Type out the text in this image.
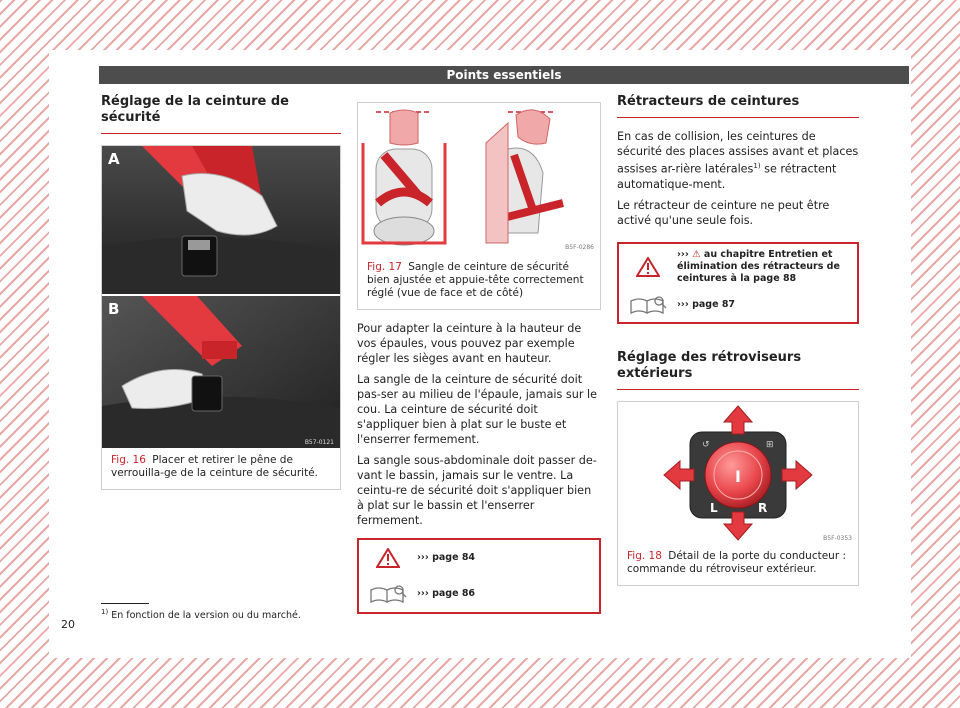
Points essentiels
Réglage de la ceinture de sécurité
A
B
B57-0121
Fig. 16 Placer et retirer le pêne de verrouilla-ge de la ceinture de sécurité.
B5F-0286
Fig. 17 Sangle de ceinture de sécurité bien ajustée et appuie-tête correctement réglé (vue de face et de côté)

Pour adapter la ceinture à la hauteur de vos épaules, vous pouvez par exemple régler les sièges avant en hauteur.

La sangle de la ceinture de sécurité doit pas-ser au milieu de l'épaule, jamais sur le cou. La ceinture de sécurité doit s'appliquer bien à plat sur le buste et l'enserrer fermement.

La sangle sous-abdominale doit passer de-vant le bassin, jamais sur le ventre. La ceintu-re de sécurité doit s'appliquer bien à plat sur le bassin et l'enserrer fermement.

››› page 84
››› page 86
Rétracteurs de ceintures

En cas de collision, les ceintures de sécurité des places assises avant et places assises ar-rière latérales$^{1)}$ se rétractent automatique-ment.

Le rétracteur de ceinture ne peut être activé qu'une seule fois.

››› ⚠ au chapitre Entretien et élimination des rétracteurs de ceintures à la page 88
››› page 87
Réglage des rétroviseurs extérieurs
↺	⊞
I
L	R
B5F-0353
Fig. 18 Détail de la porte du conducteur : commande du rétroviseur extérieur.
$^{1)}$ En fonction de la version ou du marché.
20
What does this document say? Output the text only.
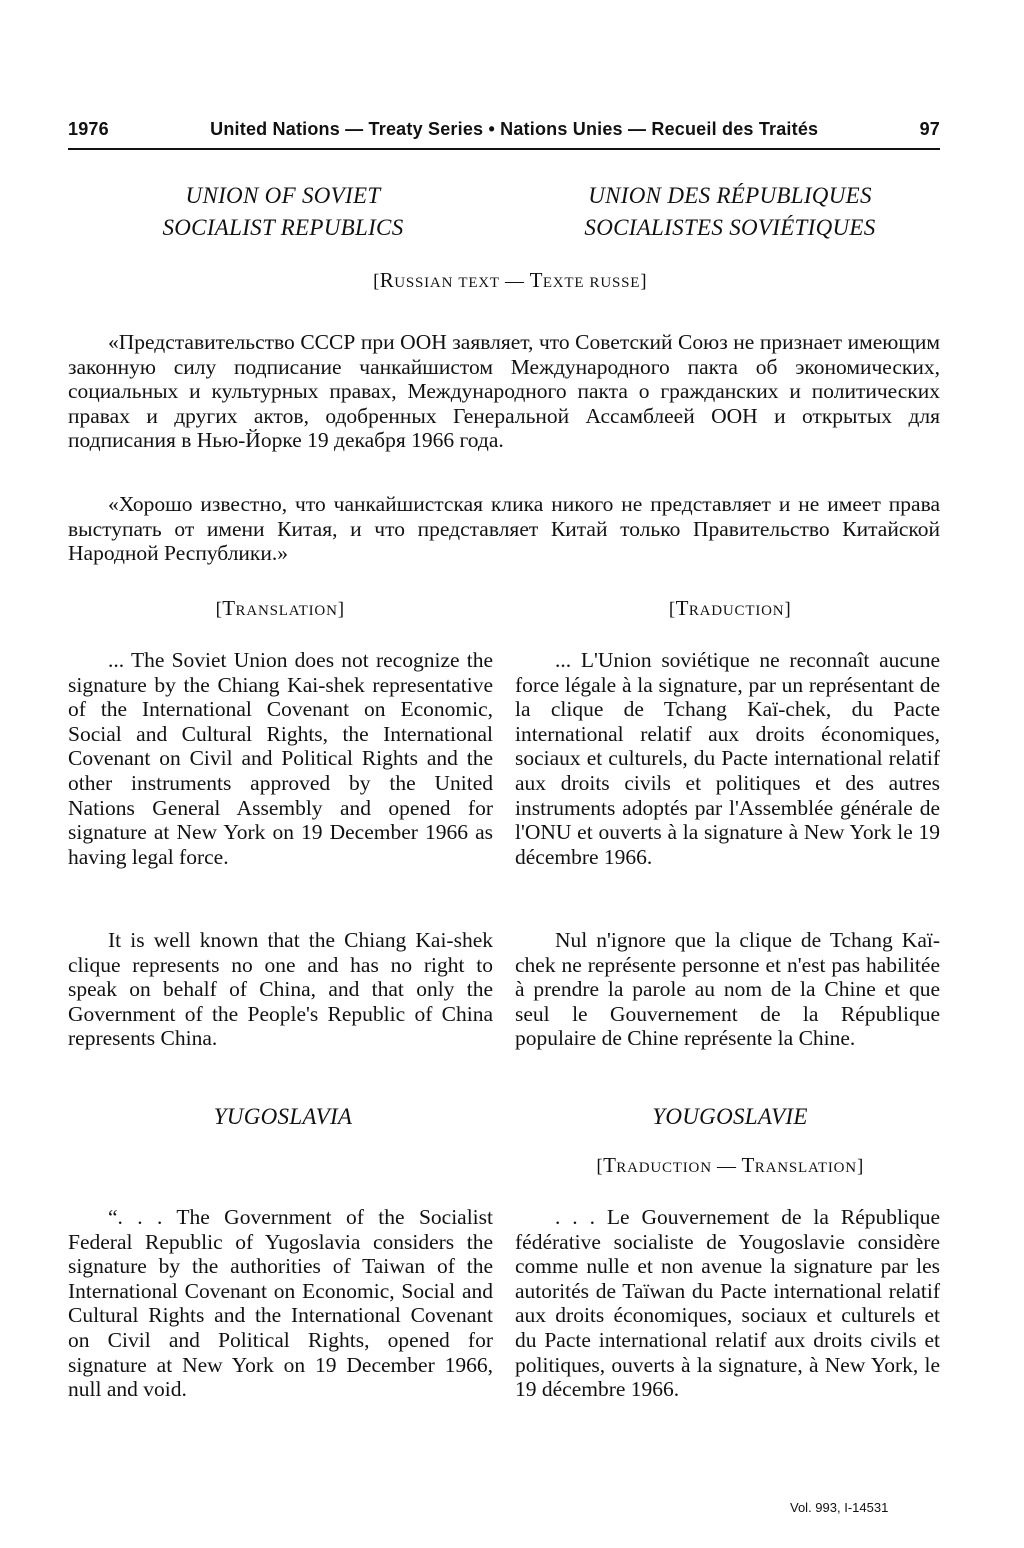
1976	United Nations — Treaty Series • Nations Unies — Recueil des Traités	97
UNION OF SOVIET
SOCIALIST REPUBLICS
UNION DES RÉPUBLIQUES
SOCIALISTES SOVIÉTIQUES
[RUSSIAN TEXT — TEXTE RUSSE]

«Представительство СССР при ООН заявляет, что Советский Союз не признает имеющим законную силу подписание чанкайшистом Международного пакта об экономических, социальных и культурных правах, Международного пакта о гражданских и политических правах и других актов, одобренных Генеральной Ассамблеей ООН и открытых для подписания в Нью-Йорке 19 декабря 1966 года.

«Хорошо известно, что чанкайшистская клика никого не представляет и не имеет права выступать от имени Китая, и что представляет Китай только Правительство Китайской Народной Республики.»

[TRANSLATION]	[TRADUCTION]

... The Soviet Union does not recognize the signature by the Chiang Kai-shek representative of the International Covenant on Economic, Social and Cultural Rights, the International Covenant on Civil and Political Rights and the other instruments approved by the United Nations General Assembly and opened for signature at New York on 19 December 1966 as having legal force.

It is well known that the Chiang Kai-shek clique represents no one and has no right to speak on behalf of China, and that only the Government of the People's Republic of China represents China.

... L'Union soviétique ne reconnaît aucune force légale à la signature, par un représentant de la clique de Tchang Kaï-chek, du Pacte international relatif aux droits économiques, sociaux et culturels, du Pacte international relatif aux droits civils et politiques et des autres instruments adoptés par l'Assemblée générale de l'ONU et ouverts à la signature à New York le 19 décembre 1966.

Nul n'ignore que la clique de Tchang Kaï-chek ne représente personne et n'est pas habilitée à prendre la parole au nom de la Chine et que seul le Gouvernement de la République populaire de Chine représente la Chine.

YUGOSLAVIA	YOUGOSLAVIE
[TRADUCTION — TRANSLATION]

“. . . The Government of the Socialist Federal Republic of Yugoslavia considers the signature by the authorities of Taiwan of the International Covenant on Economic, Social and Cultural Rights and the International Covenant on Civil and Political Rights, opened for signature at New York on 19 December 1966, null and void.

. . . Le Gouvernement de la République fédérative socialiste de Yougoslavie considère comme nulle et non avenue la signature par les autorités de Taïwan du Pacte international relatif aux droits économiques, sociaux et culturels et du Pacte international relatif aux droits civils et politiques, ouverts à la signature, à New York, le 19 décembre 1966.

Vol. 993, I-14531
......
* **Task prompt**
Copy out every line from the records that has the word "signature".

* **Reply to the task**
... The Soviet Union does not recognize the signature by the Chiang Kai-shek representative of the International Covenant on Economic, Social and Cultural Rights, the International Covenant on Civil and Political Rights and the other instruments approved by the United Nations General Assembly and opened for signature at New York on 19 December 1966 as having legal force.
... L'Union soviétique ne reconnaît aucune force légale à la signature, par un représentant de la clique de Tchang Kaï-chek, du Pacte international relatif aux droits économiques, sociaux et culturels, du Pacte international relatif aux droits civils et politiques et des autres instruments adoptés par l'Assemblée générale de l'ONU et ouverts à la signature à New York le 19 décembre 1966.
“. . . The Government of the Socialist Federal Republic of Yugoslavia considers the signature by the authorities of Taiwan of the International Covenant on Economic, Social and Cultural Rights and the International Covenant on Civil and Political Rights, opened for signature at New York on 19 December 1966, null and void.
. . . Le Gouvernement de la République fédérative socialiste de Yougoslavie considère comme nulle et non avenue la signature par les autorités de Taïwan du Pacte international relatif aux droits économiques, sociaux et culturels et du Pacte international relatif aux droits civils et politiques, ouverts à la signature, à New York, le 19 décembre 1966.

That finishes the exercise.